Write down each entry again, exactly as it reads.

> _Task data_:

■ ■ ■ ■ ■

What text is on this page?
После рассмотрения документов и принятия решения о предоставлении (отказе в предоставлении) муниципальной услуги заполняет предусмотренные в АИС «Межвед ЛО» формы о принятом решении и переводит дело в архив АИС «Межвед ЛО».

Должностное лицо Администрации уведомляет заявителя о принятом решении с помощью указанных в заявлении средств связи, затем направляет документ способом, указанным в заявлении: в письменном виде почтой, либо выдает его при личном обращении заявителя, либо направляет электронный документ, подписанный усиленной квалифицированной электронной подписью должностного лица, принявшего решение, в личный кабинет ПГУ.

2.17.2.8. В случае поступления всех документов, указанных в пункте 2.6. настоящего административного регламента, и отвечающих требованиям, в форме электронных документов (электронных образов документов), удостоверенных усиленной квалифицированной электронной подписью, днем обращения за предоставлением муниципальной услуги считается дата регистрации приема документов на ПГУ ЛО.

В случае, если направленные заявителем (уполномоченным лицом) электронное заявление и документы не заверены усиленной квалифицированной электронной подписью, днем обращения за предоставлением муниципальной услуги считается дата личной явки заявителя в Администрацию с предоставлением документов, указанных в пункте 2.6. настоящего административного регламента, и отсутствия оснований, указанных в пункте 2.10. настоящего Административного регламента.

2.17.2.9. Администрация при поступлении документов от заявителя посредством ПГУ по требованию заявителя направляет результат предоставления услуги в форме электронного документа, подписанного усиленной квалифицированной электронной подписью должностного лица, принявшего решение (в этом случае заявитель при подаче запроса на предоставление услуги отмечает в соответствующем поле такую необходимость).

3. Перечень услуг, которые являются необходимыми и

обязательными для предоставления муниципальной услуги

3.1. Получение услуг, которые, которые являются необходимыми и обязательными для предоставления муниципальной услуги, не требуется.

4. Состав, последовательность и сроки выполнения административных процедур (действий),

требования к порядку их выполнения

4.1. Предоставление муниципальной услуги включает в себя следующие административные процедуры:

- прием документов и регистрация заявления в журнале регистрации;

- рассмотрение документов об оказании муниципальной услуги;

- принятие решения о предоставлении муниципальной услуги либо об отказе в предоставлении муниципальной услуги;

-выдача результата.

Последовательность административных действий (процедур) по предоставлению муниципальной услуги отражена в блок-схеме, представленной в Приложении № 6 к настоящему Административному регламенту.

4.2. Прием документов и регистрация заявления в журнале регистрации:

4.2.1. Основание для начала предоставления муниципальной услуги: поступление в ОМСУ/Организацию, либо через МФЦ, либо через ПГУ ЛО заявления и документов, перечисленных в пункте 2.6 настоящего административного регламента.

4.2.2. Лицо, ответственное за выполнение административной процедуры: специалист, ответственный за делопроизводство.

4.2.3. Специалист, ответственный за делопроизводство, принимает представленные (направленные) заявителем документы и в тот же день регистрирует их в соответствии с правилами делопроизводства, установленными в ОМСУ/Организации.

■ ■ ■ ■ ■

> _Solution for this task_:
What text is on this page?
После рассмотрения документов и принятия решения о предоставлении (отказе в предоставлении) муниципальной услуги заполняет предусмотренные в АИС «Межвед ЛО» формы о принятом решении и переводит дело в архив АИС «Межвед ЛО».

Должностное лицо Администрации уведомляет заявителя о принятом решении с помощью указанных в заявлении средств связи, затем направляет документ способом, указанным в заявлении: в письменном виде почтой, либо выдает его при личном обращении заявителя, либо направляет электронный документ, подписанный усиленной квалифицированной электронной подписью должностного лица, принявшего решение, в личный кабинет ПГУ.

2.17.2.8. В случае поступления всех документов, указанных в пункте 2.6. настоящего административного регламента, и отвечающих требованиям, в форме электронных документов (электронных образов документов), удостоверенных усиленной квалифицированной электронной подписью, днем обращения за предоставлением муниципальной услуги считается дата регистрации приема документов на ПГУ ЛО.

В случае, если направленные заявителем (уполномоченным лицом) электронное заявление и документы не заверены усиленной квалифицированной электронной подписью, днем обращения за предоставлением муниципальной услуги считается дата личной явки заявителя в Администрацию с предоставлением документов, указанных в пункте 2.6. настоящего административного регламента, и отсутствия оснований, указанных в пункте 2.10. настоящего Административного регламента.

2.17.2.9. Администрация при поступлении документов от заявителя посредством ПГУ по требованию заявителя направляет результат предоставления услуги в форме электронного документа, подписанного усиленной квалифицированной электронной подписью должностного лица, принявшего решение (в этом случае заявитель при подаче запроса на предоставление услуги отмечает в соответствующем поле такую необходимость).

3. Перечень услуг, которые являются необходимыми и

обязательными для предоставления муниципальной услуги

3.1. Получение услуг, которые, которые являются необходимыми и обязательными для предоставления муниципальной услуги, не требуется.

4. Состав, последовательность и сроки выполнения административных процедур (действий),

требования к порядку их выполнения

4.1. Предоставление муниципальной услуги включает в себя следующие административные процедуры:

- прием документов и регистрация заявления в журнале регистрации;

- рассмотрение документов об оказании муниципальной услуги;

- принятие решения о предоставлении муниципальной услуги либо об отказе в предоставлении муниципальной услуги;

-выдача результата.

Последовательность административных действий (процедур) по предоставлению муниципальной услуги отражена в блок-схеме, представленной в Приложении № 6 к настоящему Административному регламенту.

4.2. Прием документов и регистрация заявления в журнале регистрации:

4.2.1. Основание для начала предоставления муниципальной услуги: поступление в ОМСУ/Организацию, либо через МФЦ, либо через ПГУ ЛО заявления и документов, перечисленных в пункте 2.6 настоящего административного регламента.

4.2.2. Лицо, ответственное за выполнение административной процедуры: специалист, ответственный за делопроизводство.

4.2.3. Специалист, ответственный за делопроизводство, принимает представленные (направленные) заявителем документы и в тот же день регистрирует их в соответствии с правилами делопроизводства, установленными в ОМСУ/Организации.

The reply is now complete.